* Assigned task: Copy out each line of the entries where the word "from" is present.

[Figure dataset records]

* * * *

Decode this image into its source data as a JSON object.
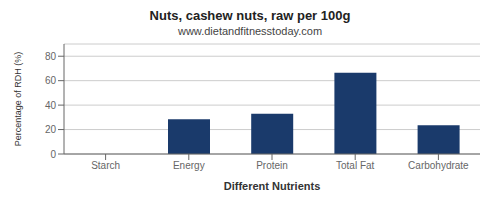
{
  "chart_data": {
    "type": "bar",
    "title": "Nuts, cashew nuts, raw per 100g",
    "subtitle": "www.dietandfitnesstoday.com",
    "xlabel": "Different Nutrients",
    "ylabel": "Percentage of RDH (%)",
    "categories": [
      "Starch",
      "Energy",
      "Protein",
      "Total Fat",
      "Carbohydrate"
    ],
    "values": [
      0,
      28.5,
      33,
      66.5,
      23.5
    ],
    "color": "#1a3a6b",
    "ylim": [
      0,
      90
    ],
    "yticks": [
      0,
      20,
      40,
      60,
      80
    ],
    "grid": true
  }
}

* * * *

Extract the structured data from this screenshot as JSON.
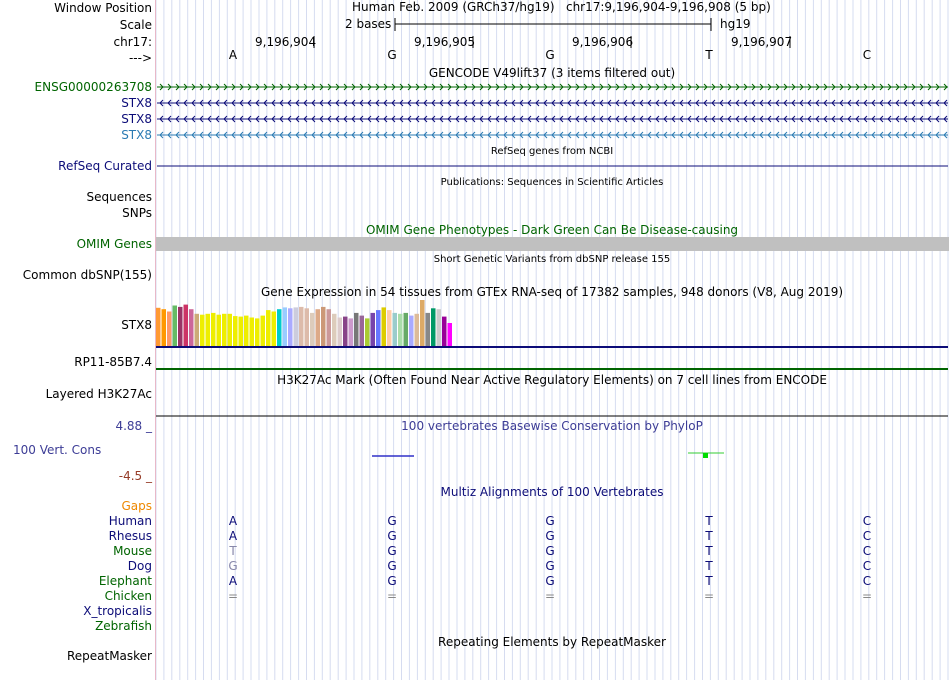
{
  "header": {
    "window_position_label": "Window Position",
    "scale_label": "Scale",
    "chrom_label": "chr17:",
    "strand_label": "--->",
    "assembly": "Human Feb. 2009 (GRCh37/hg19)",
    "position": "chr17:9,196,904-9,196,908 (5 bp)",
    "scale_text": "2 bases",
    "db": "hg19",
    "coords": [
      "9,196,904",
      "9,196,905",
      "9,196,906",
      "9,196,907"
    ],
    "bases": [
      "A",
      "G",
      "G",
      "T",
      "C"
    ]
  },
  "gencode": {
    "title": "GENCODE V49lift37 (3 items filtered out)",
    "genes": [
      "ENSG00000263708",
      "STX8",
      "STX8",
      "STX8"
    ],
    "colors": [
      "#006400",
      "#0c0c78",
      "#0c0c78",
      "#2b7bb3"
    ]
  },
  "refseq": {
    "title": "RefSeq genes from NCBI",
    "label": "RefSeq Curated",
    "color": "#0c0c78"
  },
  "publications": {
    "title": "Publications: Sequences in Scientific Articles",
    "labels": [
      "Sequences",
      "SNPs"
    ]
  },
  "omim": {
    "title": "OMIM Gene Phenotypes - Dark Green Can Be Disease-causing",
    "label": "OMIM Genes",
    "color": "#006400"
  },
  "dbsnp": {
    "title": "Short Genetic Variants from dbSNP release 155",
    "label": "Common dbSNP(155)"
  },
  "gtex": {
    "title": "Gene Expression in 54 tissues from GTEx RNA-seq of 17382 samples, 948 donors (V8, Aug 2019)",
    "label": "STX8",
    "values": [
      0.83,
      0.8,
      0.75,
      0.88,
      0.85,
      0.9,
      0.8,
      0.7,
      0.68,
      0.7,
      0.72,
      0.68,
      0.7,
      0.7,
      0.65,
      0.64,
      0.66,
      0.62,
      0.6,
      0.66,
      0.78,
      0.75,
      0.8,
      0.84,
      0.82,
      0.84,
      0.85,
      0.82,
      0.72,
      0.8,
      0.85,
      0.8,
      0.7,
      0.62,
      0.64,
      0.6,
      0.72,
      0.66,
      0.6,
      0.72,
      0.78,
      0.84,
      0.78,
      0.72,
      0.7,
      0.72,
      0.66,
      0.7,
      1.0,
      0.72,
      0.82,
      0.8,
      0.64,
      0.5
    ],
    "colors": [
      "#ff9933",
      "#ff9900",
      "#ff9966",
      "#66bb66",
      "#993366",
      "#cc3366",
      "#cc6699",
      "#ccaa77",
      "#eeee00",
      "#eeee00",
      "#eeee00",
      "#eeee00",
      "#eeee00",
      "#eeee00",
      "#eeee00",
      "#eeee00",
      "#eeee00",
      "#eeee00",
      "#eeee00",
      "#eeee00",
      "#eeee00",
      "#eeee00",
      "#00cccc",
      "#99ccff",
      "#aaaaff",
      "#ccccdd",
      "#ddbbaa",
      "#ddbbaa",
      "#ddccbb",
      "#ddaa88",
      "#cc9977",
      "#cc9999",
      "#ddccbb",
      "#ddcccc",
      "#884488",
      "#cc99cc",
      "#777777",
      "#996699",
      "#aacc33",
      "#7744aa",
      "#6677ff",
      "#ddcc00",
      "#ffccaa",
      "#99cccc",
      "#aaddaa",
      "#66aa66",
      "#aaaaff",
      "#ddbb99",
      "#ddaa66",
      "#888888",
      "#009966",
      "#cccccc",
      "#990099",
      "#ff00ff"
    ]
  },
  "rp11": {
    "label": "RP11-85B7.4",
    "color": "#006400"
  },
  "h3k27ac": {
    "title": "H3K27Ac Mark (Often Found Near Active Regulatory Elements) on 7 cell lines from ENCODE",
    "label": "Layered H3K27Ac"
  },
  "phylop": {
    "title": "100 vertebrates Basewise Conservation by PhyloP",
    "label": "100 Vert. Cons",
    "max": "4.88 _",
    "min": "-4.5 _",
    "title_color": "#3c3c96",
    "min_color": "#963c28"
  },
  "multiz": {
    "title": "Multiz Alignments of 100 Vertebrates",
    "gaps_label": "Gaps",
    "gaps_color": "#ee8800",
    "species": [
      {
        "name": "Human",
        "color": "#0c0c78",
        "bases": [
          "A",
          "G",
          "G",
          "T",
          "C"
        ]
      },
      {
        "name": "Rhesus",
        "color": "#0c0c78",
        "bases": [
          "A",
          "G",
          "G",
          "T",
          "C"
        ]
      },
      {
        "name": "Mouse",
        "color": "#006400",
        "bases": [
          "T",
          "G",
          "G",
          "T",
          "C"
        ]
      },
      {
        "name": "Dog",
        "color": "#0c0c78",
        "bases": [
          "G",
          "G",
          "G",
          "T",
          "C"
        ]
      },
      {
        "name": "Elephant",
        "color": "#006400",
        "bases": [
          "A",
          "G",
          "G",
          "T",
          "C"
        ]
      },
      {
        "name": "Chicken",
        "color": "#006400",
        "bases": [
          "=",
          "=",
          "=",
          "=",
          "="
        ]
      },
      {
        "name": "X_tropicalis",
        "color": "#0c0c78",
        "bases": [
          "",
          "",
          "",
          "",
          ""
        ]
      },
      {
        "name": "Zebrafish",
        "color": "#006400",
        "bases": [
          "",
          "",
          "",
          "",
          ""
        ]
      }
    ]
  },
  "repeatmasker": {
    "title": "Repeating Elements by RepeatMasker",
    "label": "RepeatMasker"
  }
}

* * * *

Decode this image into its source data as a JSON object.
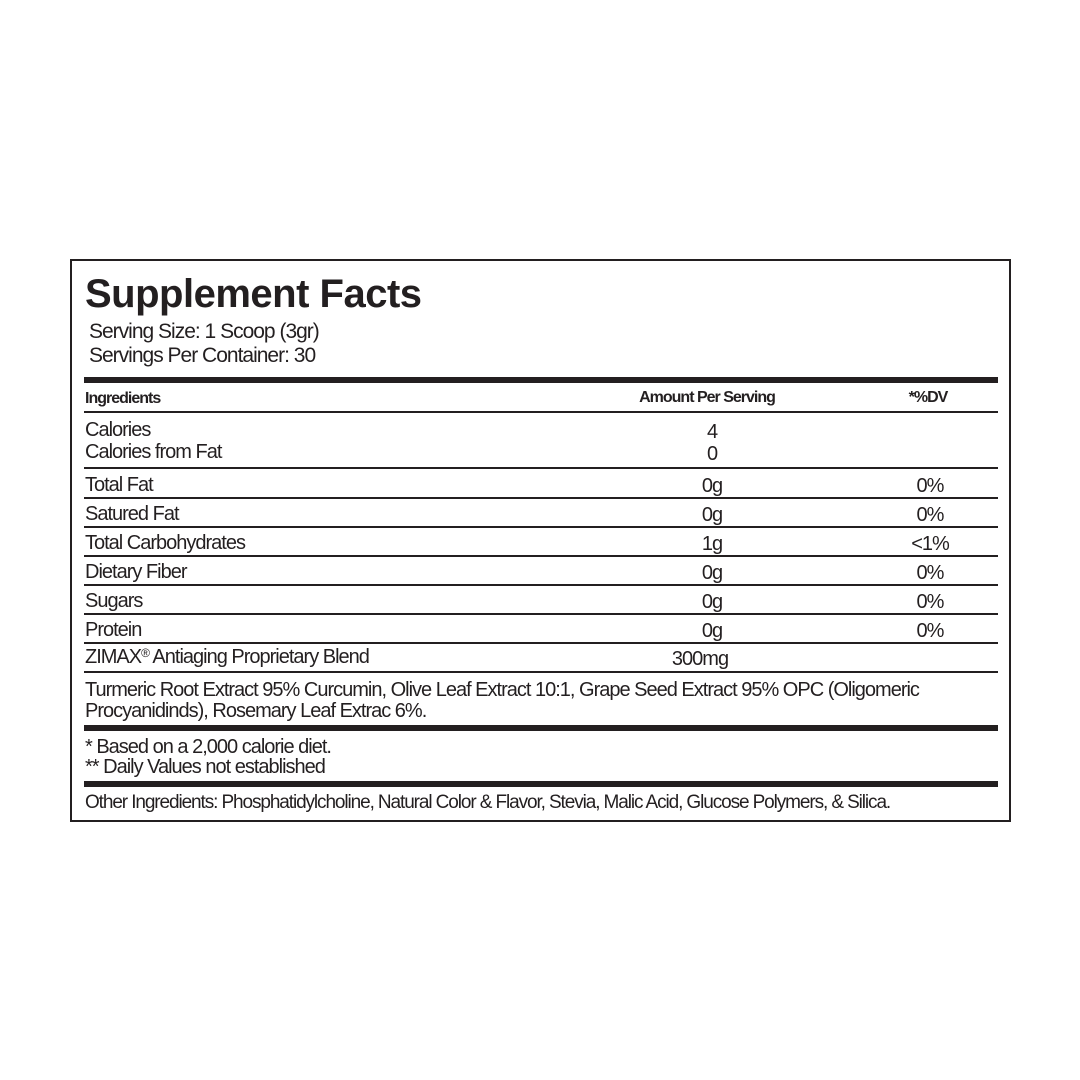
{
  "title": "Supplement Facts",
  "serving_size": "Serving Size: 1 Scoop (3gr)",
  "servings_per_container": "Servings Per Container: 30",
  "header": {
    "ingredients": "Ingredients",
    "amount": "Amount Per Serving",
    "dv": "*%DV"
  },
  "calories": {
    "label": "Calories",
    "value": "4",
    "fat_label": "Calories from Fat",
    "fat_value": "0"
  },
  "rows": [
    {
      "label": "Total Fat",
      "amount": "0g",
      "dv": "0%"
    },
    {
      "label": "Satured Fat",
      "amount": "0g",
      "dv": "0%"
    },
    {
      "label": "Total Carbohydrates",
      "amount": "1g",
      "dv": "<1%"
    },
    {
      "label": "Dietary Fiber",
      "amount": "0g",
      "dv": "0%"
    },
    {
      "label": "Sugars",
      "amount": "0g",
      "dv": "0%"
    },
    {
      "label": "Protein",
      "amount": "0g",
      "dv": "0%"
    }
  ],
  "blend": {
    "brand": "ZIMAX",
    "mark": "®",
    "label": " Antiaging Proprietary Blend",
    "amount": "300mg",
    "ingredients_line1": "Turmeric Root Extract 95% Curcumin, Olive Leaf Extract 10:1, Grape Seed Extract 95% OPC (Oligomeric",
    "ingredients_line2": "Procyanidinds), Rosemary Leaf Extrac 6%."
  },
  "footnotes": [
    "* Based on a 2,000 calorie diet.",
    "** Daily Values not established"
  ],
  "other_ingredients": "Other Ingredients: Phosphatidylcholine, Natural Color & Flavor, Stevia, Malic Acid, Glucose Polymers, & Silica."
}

* * * *

* Task output:
Extract the structured data from this screenshot as JSON.
    "title": "RefSeq genes from NCBI",
    "title": "Short Genetic Variants from dbSNP release 155",
    "title": "Gene Expression in 54 tissues from GTEx RNA-seq of 17382 samples, 948 donors (V8, Aug 2019)",
    "title": "H3K27Ac Mark (Often Found Near Active Regulatory Elements) on 7 cell lines from ENCODE",
    "fat_label": "Calories from Fat",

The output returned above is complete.